** Work to do **
Every record should be written out exactly, with the pictures left out.

-------- Material to process --------

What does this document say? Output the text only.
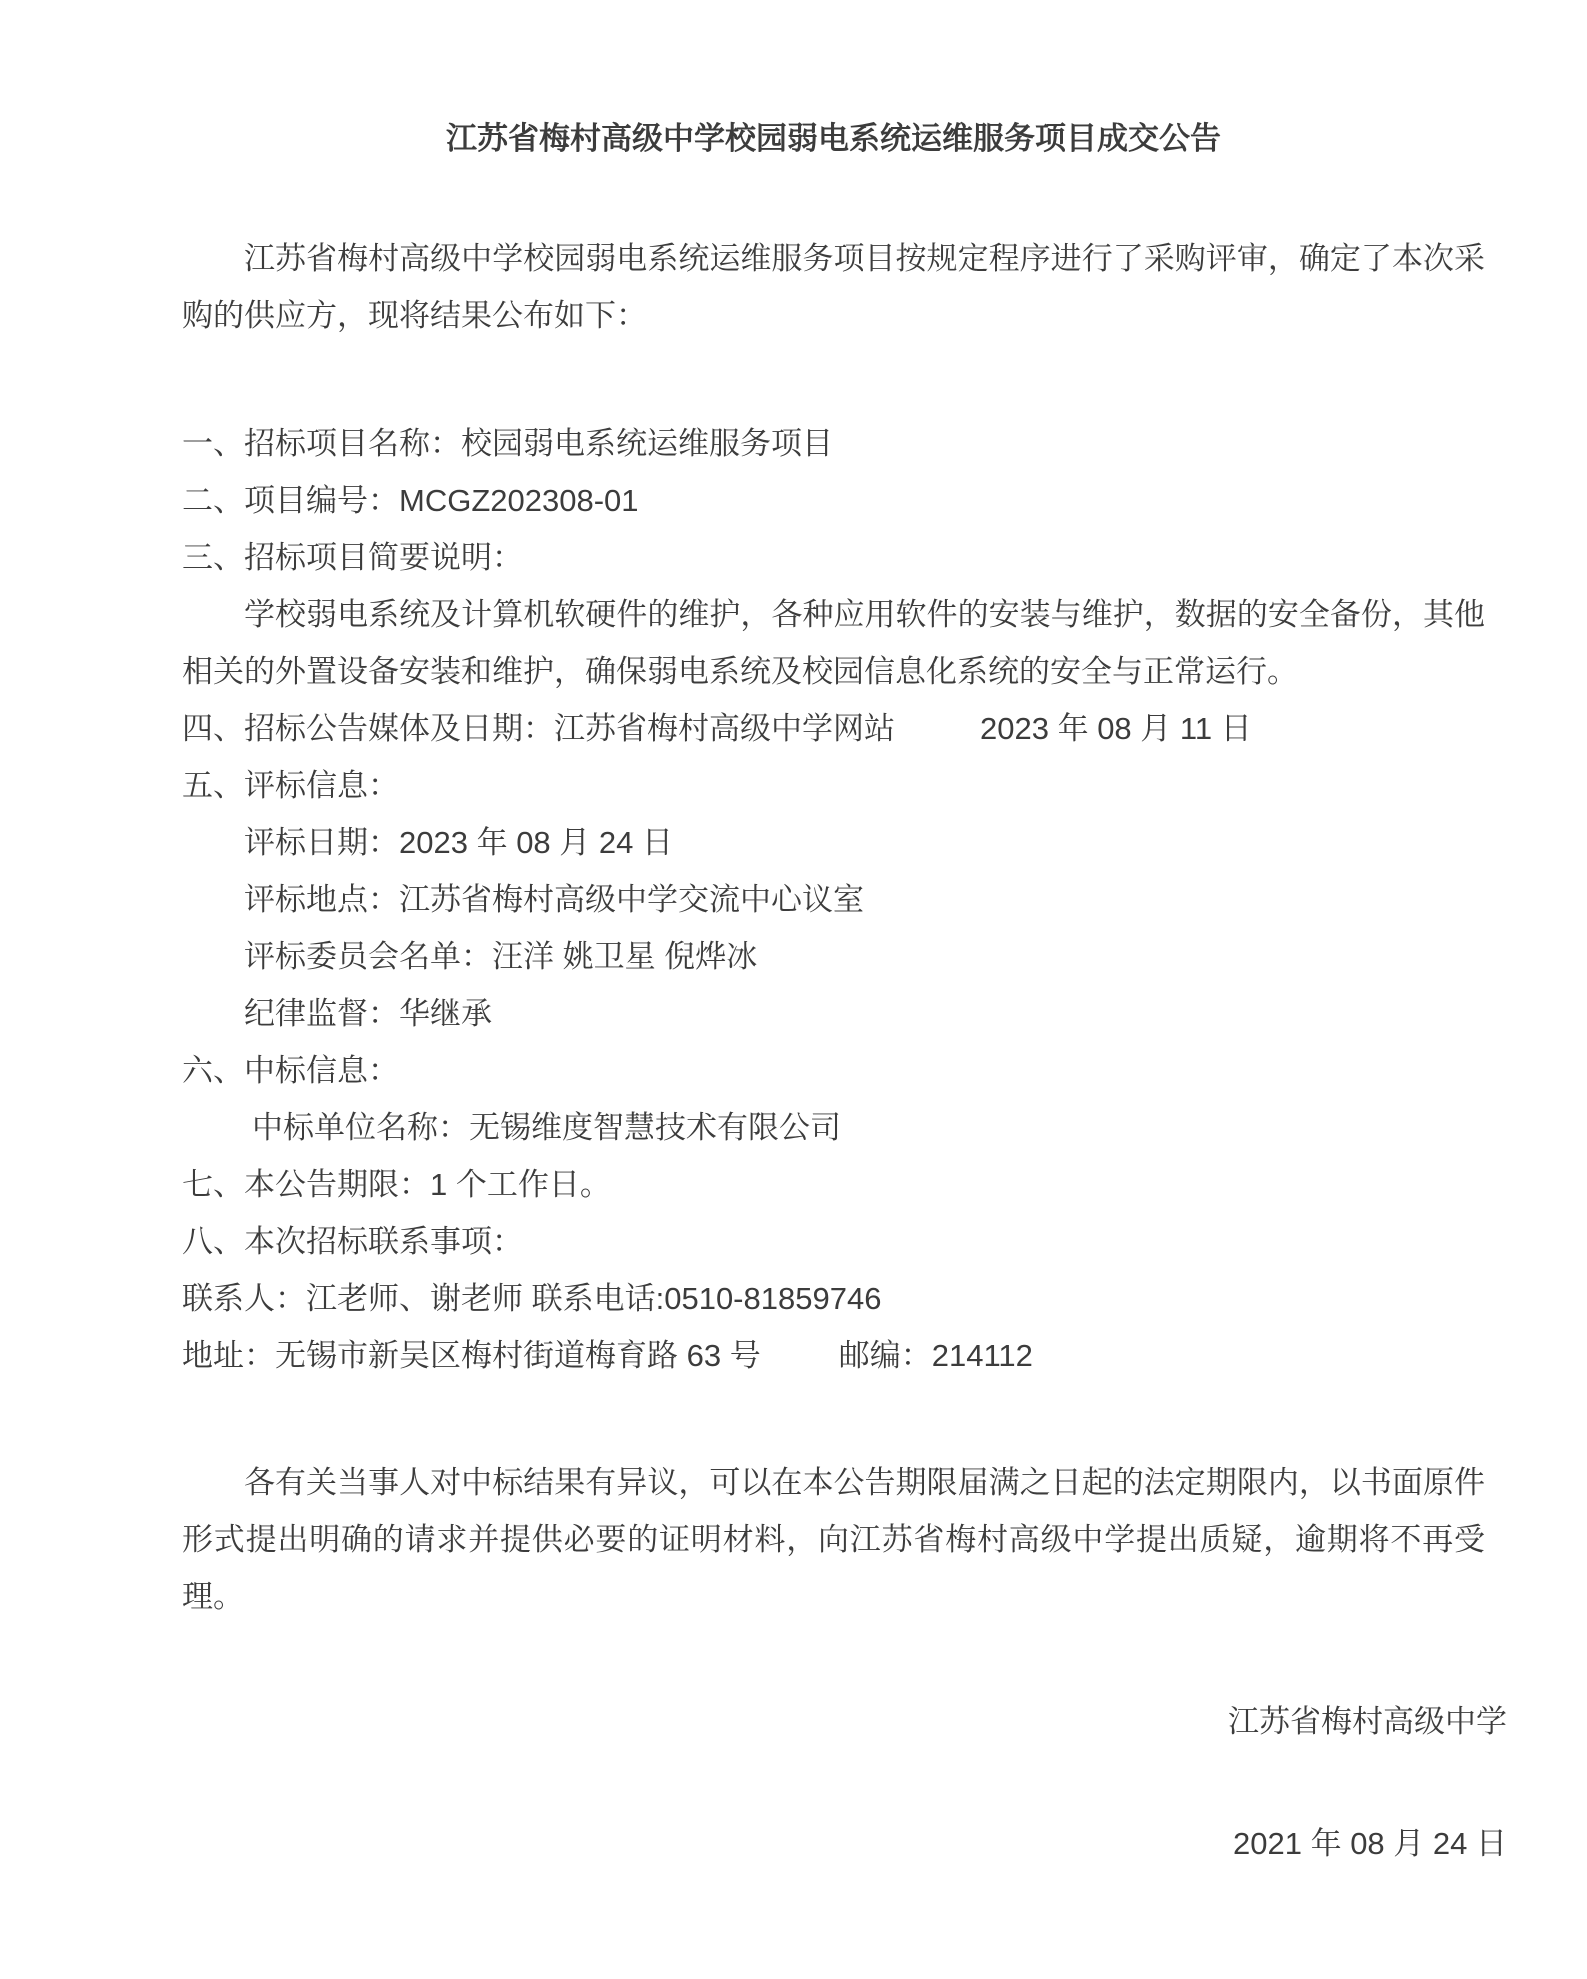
江苏省梅村高级中学校园弱电系统运维服务项目成交公告

江苏省梅村高级中学校园弱电系统运维服务项目按规定程序进行了采购评审，确定了本次采购的供应方，现将结果公布如下：

一、招标项目名称：校园弱电系统运维服务项目
二、项目编号：MCGZ202308-01
三、招标项目简要说明：

学校弱电系统及计算机软硬件的维护，各种应用软件的安装与维护，数据的安全备份，其他相关的外置设备安装和维护，确保弱电系统及校园信息化系统的安全与正常运行。

四、招标公告媒体及日期：江苏省梅村高级中学网站	2023 年 08 月 11 日
五、评标信息：
评标日期：2023 年 08 月 24 日
评标地点：江苏省梅村高级中学交流中心议室
评标委员会名单：汪洋 姚卫星 倪烨冰
纪律监督：华继承
六、中标信息：
中标单位名称：无锡维度智慧技术有限公司
七、本公告期限：1 个工作日。
八、本次招标联系事项：
联系人：江老师、谢老师 联系电话:0510-81859746
地址：无锡市新吴区梅村街道梅育路 63 号	邮编：214112

各有关当事人对中标结果有异议，可以在本公告期限届满之日起的法定期限内，以书面原件形式提出明确的请求并提供必要的证明材料，向江苏省梅村高级中学提出质疑，逾期将不再受理。

江苏省梅村高级中学
2021 年 08 月 24 日
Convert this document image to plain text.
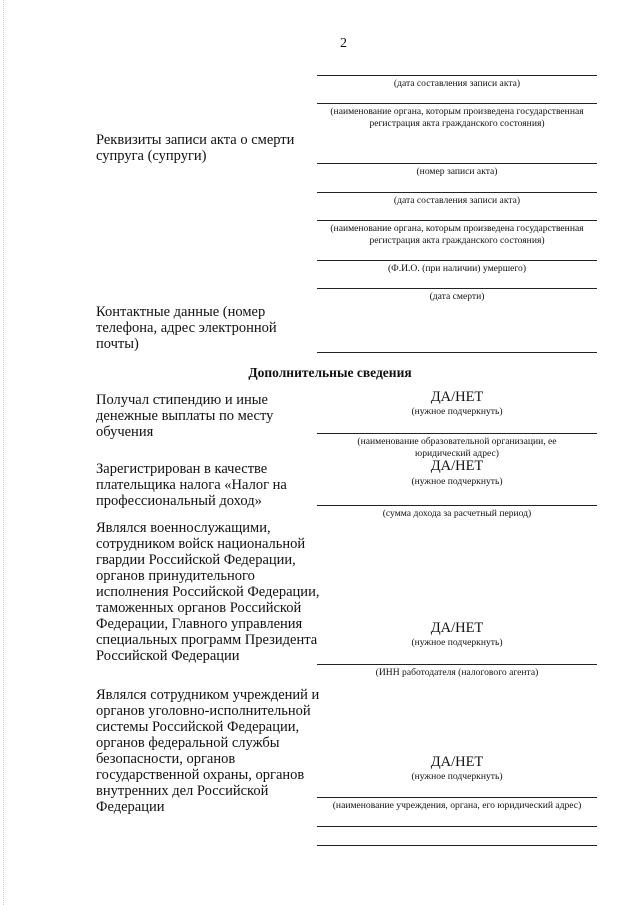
2
(дата составления записи акта)
(наименование органа, которым произведена государственная регистрация акта гражданского состояния)
Реквизиты записи акта о смерти супруга (супруги)
(номер записи акта)
(дата составления записи акта)
(наименование органа, которым произведена государственная регистрация акта гражданского состояния)
(Ф.И.О. (при наличии) умершего)
(дата смерти)
Контактные данные (номер телефона, адрес электронной почты)
Дополнительные сведения
Получал стипендию и иные денежные выплаты по месту обучения
ДА/НЕТ
(нужное подчеркнуть)
(наименование образовательной организации, ее юридический адрес)
Зарегистрирован в качестве плательщика налога «Налог на профессиональный доход»
ДА/НЕТ
(нужное подчеркнуть)
(сумма дохода за расчетный период)
Являлся военнослужащими, сотрудником войск национальной гвардии Российской Федерации, органов принудительного исполнения Российской Федерации, таможенных органов Российской Федерации, Главного управления специальных программ Президента Российской Федерации
ДА/НЕТ
(нужное подчеркнуть)
(ИНН работодателя (налогового агента)
Являлся сотрудником учреждений и органов уголовно-исполнительной системы Российской Федерации, органов федеральной службы безопасности, органов государственной охраны, органов внутренних дел Российской Федерации
ДА/НЕТ
(нужное подчеркнуть)
(наименование учреждения, органа, его юридический адрес)
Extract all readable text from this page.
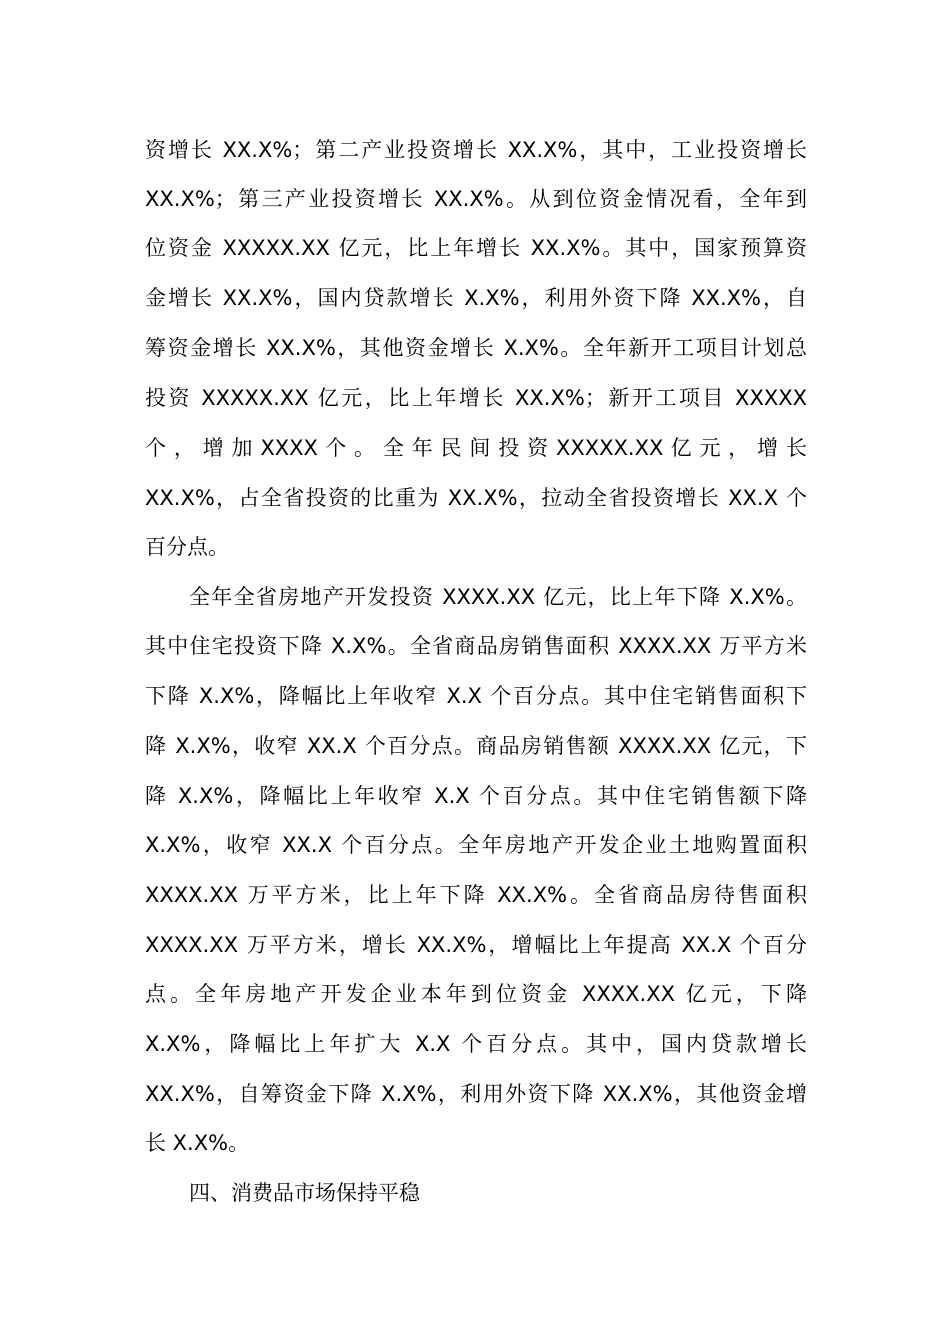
资增长 XX.X%；第二产业投资增长 XX.X%，其中，工业投资增长
XX.X%；第三产业投资增长 XX.X%。从到位资金情况看，全年到
位资金 XXXXX.XX 亿元，比上年增长 XX.X%。其中，国家预算资
金增长 XX.X%，国内贷款增长 X.X%，利用外资下降 XX.X%，自
筹资金增长 XX.X%，其他资金增长 X.X%。全年新开工项目计划总
投资 XXXXX.XX 亿元，比上年增长 XX.X%；新开工项目 XXXXX
个 ， 增 加 XXXX 个 。 全 年 民 间 投 资 XXXXX.XX 亿 元 ， 增 长
XX.X%，占全省投资的比重为 XX.X%，拉动全省投资增长 XX.X 个
百分点。
全年全省房地产开发投资 XXXX.XX 亿元，比上年下降 X.X%。
其中住宅投资下降 X.X%。全省商品房销售面积 XXXX.XX 万平方米
下降 X.X%，降幅比上年收窄 X.X 个百分点。其中住宅销售面积下
降 X.X%，收窄 XX.X 个百分点。商品房销售额 XXXX.XX 亿元，下
降 X.X%，降幅比上年收窄 X.X 个百分点。其中住宅销售额下降
X.X%，收窄 XX.X 个百分点。全年房地产开发企业土地购置面积
XXXX.XX 万平方米，比上年下降 XX.X%。全省商品房待售面积
XXXX.XX 万平方米，增长 XX.X%，增幅比上年提高 XX.X 个百分
点。全年房地产开发企业本年到位资金 XXXX.XX 亿元，下降
X.X%，降幅比上年扩大 X.X 个百分点。其中，国内贷款增长
XX.X%，自筹资金下降 X.X%，利用外资下降 XX.X%，其他资金增
长 X.X%。
四、消费品市场保持平稳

--------

** Solved exercise **
What does this document say? Output the text only.
江苏省梅村高级中学校园弱电系统运维服务项目成交公告

江苏省梅村高级中学校园弱电系统运维服务项目按规定程序进行了采购评审，确定了本次采购的供应方，现将结果公布如下：

一、招标项目名称：校园弱电系统运维服务项目
二、项目编号：MCGZ202308-01
三、招标项目简要说明：

学校弱电系统及计算机软硬件的维护，各种应用软件的安装与维护，数据的安全备份，其他相关的外置设备安装和维护，确保弱电系统及校园信息化系统的安全与正常运行。

四、招标公告媒体及日期：江苏省梅村高级中学网站	2023 年 08 月 11 日
五、评标信息：
评标日期：2023 年 08 月 24 日
评标地点：江苏省梅村高级中学交流中心议室
评标委员会名单：汪洋 姚卫星 倪烨冰
纪律监督：华继承
六、中标信息：
中标单位名称：无锡维度智慧技术有限公司
七、本公告期限：1 个工作日。
八、本次招标联系事项：
联系人：江老师、谢老师 联系电话:0510-81859746
地址：无锡市新吴区梅村街道梅育路 63 号	邮编：214112

各有关当事人对中标结果有异议，可以在本公告期限届满之日起的法定期限内，以书面原件形式提出明确的请求并提供必要的证明材料，向江苏省梅村高级中学提出质疑，逾期将不再受理。

江苏省梅村高级中学
2021 年 08 月 24 日
Convert this document image to plain text.
2
(дата составления записи акта)
(наименование органа, которым произведена государственная регистрация акта гражданского состояния)
Реквизиты записи акта о смерти супруга (супруги)
(номер записи акта)
(дата составления записи акта)
(наименование органа, которым произведена государственная регистрация акта гражданского состояния)
(Ф.И.О. (при наличии) умершего)
(дата смерти)
Контактные данные (номер телефона, адрес электронной почты)
Дополнительные сведения
Получал стипендию и иные денежные выплаты по месту обучения
ДА/НЕТ
(нужное подчеркнуть)
(наименование образовательной организации, ее юридический адрес)
Зарегистрирован в качестве плательщика налога «Налог на профессиональный доход»
ДА/НЕТ
(нужное подчеркнуть)
(сумма дохода за расчетный период)
Являлся военнослужащими, сотрудником войск национальной гвардии Российской Федерации, органов принудительного исполнения Российской Федерации, таможенных органов Российской Федерации, Главного управления специальных программ Президента Российской Федерации
ДА/НЕТ
(нужное подчеркнуть)
(ИНН работодателя (налогового агента)
Являлся сотрудником учреждений и органов уголовно-исполнительной системы Российской Федерации, органов федеральной службы безопасности, органов государственной охраны, органов внутренних дел Российской Федерации
ДА/НЕТ
(нужное подчеркнуть)
(наименование учреждения, органа, его юридический адрес)
Extract all readable text from this page.
资增长 XX.X%；第二产业投资增长 XX.X%，其中，工业投资增长
XX.X%；第三产业投资增长 XX.X%。从到位资金情况看，全年到
位资金 XXXXX.XX 亿元，比上年增长 XX.X%。其中，国家预算资
金增长 XX.X%，国内贷款增长 X.X%，利用外资下降 XX.X%，自
筹资金增长 XX.X%，其他资金增长 X.X%。全年新开工项目计划总
投资 XXXXX.XX 亿元，比上年增长 XX.X%；新开工项目 XXXXX
个 ， 增 加 XXXX 个 。 全 年 民 间 投 资 XXXXX.XX 亿 元 ， 增 长
XX.X%，占全省投资的比重为 XX.X%，拉动全省投资增长 XX.X 个
百分点。
全年全省房地产开发投资 XXXX.XX 亿元，比上年下降 X.X%。
其中住宅投资下降 X.X%。全省商品房销售面积 XXXX.XX 万平方米
下降 X.X%，降幅比上年收窄 X.X 个百分点。其中住宅销售面积下
降 X.X%，收窄 XX.X 个百分点。商品房销售额 XXXX.XX 亿元，下
降 X.X%，降幅比上年收窄 X.X 个百分点。其中住宅销售额下降
X.X%，收窄 XX.X 个百分点。全年房地产开发企业土地购置面积
XXXX.XX 万平方米，比上年下降 XX.X%。全省商品房待售面积
XXXX.XX 万平方米，增长 XX.X%，增幅比上年提高 XX.X 个百分
点。全年房地产开发企业本年到位资金 XXXX.XX 亿元，下降
X.X%，降幅比上年扩大 X.X 个百分点。其中，国内贷款增长
XX.X%，自筹资金下降 X.X%，利用外资下降 XX.X%，其他资金增
长 X.X%。
四、消费品市场保持平稳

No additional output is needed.